Set task: Where does the string "text" appear? Copy every line of the entries below that holds it.

Material:
————

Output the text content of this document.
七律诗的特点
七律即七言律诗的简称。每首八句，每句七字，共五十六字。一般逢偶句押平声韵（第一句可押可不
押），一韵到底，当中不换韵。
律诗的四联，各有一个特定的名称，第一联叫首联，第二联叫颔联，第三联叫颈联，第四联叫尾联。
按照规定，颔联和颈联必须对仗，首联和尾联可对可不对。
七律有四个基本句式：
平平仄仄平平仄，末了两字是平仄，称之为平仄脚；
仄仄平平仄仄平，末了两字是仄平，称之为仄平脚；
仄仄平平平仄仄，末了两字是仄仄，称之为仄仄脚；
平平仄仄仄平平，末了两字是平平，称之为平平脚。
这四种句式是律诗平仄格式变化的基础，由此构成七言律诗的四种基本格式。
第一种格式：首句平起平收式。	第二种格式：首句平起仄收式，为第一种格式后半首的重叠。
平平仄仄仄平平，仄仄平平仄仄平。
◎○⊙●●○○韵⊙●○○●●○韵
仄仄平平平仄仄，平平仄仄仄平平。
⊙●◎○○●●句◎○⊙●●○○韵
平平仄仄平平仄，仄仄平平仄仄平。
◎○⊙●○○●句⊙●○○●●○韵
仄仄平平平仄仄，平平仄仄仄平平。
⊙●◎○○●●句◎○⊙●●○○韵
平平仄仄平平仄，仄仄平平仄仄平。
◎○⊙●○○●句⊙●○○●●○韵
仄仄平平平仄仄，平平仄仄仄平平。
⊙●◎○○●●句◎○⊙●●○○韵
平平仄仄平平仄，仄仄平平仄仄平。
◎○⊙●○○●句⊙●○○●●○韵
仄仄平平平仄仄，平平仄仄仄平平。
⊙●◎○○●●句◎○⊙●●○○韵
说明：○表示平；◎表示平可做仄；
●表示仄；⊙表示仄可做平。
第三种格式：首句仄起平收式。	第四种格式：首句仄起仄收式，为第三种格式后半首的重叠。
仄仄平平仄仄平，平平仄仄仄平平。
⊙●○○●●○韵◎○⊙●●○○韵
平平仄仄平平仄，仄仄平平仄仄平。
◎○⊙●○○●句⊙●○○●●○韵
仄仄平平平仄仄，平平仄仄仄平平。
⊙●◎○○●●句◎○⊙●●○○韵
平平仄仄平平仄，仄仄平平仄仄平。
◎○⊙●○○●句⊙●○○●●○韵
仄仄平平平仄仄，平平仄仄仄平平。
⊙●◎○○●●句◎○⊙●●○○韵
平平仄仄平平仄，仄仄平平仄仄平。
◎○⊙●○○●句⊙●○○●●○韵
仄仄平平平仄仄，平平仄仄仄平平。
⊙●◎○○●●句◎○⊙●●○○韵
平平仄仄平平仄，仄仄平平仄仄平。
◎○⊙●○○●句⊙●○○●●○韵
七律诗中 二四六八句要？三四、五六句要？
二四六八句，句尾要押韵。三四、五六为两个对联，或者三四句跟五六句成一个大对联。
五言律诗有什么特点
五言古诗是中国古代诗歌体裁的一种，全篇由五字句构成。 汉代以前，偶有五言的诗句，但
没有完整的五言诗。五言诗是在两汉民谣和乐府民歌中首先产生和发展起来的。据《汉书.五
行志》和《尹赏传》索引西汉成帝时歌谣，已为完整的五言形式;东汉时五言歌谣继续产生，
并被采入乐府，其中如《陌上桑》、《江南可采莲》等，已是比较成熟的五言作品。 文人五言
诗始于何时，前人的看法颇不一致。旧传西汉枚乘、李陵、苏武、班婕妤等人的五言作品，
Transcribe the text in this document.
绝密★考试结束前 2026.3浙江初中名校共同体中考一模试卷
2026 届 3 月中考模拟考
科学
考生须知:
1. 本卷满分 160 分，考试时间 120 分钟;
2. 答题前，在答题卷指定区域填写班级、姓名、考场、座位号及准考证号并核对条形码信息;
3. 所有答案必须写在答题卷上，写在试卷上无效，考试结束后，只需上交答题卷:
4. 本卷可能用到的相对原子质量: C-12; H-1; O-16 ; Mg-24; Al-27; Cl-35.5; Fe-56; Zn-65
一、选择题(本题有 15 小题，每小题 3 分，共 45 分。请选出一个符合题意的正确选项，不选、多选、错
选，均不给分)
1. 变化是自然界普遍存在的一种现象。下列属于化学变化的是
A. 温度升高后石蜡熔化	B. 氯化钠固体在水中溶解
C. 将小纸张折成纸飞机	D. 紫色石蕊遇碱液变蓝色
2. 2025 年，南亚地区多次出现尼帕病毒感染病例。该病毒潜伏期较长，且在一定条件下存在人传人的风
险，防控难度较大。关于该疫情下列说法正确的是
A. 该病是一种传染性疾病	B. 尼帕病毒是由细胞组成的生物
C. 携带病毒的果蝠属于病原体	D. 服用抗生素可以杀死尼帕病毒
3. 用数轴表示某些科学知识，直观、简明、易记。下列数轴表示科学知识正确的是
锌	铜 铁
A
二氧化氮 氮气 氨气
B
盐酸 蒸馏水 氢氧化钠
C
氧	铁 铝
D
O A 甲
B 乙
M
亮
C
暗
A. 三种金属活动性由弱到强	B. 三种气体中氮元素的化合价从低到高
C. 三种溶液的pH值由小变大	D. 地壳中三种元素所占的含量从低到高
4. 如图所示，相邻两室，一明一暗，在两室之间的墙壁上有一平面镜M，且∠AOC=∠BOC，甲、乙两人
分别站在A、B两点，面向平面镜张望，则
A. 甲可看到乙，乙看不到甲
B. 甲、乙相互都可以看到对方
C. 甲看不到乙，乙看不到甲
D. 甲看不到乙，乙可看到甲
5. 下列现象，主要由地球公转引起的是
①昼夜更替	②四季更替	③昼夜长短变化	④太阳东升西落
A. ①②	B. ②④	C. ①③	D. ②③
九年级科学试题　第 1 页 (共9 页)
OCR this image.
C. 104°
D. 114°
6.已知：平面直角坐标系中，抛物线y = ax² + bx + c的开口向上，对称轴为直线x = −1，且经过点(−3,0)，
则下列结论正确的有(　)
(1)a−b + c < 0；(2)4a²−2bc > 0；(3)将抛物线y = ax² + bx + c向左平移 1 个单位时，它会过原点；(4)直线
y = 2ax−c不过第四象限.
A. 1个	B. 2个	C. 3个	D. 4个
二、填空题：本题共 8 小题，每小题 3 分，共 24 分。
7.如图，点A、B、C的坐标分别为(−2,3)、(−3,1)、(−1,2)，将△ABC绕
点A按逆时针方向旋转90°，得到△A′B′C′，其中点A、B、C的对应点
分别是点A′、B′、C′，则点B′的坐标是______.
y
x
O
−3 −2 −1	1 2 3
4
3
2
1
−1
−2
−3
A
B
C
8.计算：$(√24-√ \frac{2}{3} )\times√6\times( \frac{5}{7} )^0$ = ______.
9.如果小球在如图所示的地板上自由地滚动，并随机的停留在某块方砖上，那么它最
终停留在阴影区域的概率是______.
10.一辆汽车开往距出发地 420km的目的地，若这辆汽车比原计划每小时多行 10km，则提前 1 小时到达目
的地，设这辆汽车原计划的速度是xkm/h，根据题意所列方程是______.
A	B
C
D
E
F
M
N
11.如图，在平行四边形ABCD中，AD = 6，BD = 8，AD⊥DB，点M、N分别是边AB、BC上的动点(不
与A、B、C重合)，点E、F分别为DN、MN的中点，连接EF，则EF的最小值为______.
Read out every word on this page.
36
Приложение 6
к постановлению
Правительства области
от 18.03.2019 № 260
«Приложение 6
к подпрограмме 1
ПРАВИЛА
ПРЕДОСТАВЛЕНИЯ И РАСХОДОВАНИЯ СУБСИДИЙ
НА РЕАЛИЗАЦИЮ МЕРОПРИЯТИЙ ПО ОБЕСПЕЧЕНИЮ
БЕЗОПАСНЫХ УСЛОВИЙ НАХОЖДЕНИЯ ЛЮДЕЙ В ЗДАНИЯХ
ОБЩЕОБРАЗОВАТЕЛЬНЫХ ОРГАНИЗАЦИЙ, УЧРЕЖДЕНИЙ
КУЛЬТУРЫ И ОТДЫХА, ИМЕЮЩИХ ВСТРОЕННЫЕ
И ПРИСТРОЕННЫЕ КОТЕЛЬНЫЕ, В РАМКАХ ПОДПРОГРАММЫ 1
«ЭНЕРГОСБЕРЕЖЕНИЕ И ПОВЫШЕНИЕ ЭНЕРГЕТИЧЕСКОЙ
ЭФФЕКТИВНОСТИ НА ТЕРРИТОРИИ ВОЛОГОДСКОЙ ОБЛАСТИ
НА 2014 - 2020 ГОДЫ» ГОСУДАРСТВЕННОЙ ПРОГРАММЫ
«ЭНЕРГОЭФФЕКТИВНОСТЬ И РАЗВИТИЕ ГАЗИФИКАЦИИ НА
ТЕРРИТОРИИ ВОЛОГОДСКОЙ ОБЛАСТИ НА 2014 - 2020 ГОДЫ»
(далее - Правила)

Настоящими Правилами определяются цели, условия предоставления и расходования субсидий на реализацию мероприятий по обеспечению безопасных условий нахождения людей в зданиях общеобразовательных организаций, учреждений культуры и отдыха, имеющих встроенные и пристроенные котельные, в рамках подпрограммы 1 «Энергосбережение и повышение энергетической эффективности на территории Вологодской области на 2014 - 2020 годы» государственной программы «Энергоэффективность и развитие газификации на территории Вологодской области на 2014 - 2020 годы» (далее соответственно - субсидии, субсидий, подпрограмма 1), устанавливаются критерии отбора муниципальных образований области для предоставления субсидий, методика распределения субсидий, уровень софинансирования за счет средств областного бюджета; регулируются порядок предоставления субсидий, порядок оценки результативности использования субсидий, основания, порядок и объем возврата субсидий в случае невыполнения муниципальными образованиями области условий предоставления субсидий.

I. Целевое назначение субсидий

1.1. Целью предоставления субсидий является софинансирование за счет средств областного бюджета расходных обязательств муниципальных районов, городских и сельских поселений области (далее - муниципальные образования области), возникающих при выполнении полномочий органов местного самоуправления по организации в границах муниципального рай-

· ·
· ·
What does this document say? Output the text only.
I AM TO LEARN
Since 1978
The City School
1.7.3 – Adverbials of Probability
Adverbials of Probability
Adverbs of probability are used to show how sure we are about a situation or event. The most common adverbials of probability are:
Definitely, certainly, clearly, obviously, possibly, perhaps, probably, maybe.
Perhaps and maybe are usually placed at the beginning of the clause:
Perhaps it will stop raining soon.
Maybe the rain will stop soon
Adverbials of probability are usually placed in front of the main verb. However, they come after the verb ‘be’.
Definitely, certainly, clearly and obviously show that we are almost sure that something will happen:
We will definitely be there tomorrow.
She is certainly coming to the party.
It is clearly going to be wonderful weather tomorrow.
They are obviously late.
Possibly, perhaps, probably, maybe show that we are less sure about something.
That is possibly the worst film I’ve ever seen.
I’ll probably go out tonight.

————

Exercise result:
Output the text content of this document.
Transcribe the text in this document.
What does this document say? Output the text only.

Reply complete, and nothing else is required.